Instructions for the task —
Copy each line in which the string "thumb" occurs.

Data records —
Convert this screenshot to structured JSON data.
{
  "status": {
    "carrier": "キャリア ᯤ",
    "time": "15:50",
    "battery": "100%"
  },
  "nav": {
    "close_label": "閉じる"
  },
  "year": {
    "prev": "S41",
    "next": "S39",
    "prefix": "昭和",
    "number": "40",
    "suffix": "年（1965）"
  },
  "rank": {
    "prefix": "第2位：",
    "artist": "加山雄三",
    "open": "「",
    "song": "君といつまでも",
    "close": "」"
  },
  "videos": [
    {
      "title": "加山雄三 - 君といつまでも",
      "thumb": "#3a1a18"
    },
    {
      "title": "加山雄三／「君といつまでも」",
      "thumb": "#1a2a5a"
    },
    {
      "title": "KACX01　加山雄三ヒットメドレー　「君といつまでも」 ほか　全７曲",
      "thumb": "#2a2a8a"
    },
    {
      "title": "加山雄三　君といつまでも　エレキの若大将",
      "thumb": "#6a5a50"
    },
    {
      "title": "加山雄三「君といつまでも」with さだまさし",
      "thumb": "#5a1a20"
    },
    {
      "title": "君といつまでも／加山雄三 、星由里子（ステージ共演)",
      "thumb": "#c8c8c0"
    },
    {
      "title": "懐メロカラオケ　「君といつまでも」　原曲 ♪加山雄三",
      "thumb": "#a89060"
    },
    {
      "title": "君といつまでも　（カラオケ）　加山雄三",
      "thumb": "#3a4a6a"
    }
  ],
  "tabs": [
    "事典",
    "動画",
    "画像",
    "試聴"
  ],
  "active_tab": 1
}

Response for this exercise —
      "thumb": "#3a1a18"
      "thumb": "#1a2a5a"
      "thumb": "#2a2a8a"
      "thumb": "#6a5a50"
      "thumb": "#5a1a20"
      "thumb": "#c8c8c0"
      "thumb": "#a89060"
      "thumb": "#3a4a6a"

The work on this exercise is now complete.